- Instruction
Retype all of the data. Every line must match exactly.

- Rows
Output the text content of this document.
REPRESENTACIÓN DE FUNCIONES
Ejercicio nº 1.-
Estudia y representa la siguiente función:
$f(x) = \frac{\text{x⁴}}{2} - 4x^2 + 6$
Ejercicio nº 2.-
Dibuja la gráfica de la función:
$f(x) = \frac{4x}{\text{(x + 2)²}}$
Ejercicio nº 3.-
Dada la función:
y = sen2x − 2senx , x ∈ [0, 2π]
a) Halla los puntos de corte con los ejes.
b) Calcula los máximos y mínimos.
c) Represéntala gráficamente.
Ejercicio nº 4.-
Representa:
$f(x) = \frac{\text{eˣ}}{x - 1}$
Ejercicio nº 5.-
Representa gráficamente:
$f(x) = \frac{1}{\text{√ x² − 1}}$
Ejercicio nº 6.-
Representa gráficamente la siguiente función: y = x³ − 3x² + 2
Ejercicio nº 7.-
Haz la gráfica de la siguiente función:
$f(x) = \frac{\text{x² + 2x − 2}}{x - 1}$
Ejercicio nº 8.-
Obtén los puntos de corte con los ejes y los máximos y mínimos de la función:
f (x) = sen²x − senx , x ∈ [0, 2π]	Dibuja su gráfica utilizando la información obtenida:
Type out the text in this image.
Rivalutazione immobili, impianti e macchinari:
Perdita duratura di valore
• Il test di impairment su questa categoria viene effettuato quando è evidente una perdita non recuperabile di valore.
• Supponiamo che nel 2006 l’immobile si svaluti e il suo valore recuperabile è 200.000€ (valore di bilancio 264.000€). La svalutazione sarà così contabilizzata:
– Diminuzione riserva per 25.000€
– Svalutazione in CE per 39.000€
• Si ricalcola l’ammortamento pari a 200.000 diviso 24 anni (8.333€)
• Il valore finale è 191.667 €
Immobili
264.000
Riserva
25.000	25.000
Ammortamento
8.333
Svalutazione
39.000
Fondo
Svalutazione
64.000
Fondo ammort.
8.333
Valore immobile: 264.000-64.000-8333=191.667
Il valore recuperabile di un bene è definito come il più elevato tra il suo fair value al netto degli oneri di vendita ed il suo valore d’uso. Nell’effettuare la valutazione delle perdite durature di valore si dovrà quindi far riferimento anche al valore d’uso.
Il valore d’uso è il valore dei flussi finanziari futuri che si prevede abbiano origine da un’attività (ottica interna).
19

- Result of this exercise
Output the text content of this document.
REPRESENTACIÓN DE FUNCIONES
Ejercicio nº 1.-
Estudia y representa la siguiente función:
$f(x) = \frac{\text{x⁴}}{2} - 4x^2 + 6$
Ejercicio nº 2.-
Dibuja la gráfica de la función:
$f(x) = \frac{4x}{\text{(x + 2)²}}$
Ejercicio nº 3.-
Dada la función:
y = sen2x − 2senx , x ∈ [0, 2π]
a) Halla los puntos de corte con los ejes.
b) Calcula los máximos y mínimos.
c) Represéntala gráficamente.
Ejercicio nº 4.-
Representa:
$f(x) = \frac{\text{eˣ}}{x - 1}$
Ejercicio nº 5.-
Representa gráficamente:
$f(x) = \frac{1}{\text{√ x² − 1}}$
Ejercicio nº 6.-
Representa gráficamente la siguiente función: y = x³ − 3x² + 2
Ejercicio nº 7.-
Haz la gráfica de la siguiente función:
$f(x) = \frac{\text{x² + 2x − 2}}{x - 1}$
Ejercicio nº 8.-
Obtén los puntos de corte con los ejes y los máximos y mínimos de la función:
f (x) = sen²x − senx , x ∈ [0, 2π]	Dibuja su gráfica utilizando la información obtenida:
Type out the text in this image.
Rivalutazione immobili, impianti e macchinari:
Perdita duratura di valore
• Il test di impairment su questa categoria viene effettuato quando è evidente una perdita non recuperabile di valore.
• Supponiamo che nel 2006 l’immobile si svaluti e il suo valore recuperabile è 200.000€ (valore di bilancio 264.000€). La svalutazione sarà così contabilizzata:
– Diminuzione riserva per 25.000€
– Svalutazione in CE per 39.000€
• Si ricalcola l’ammortamento pari a 200.000 diviso 24 anni (8.333€)
• Il valore finale è 191.667 €
Immobili
264.000
Riserva
25.000	25.000
Ammortamento
8.333
Svalutazione
39.000
Fondo
Svalutazione
64.000
Fondo ammort.
8.333
Valore immobile: 264.000-64.000-8333=191.667
Il valore recuperabile di un bene è definito come il più elevato tra il suo fair value al netto degli oneri di vendita ed il suo valore d’uso. Nell’effettuare la valutazione delle perdite durature di valore si dovrà quindi far riferimento anche al valore d’uso.
Il valore d’uso è il valore dei flussi finanziari futuri che si prevede abbiano origine da un’attività (ottica interna).
19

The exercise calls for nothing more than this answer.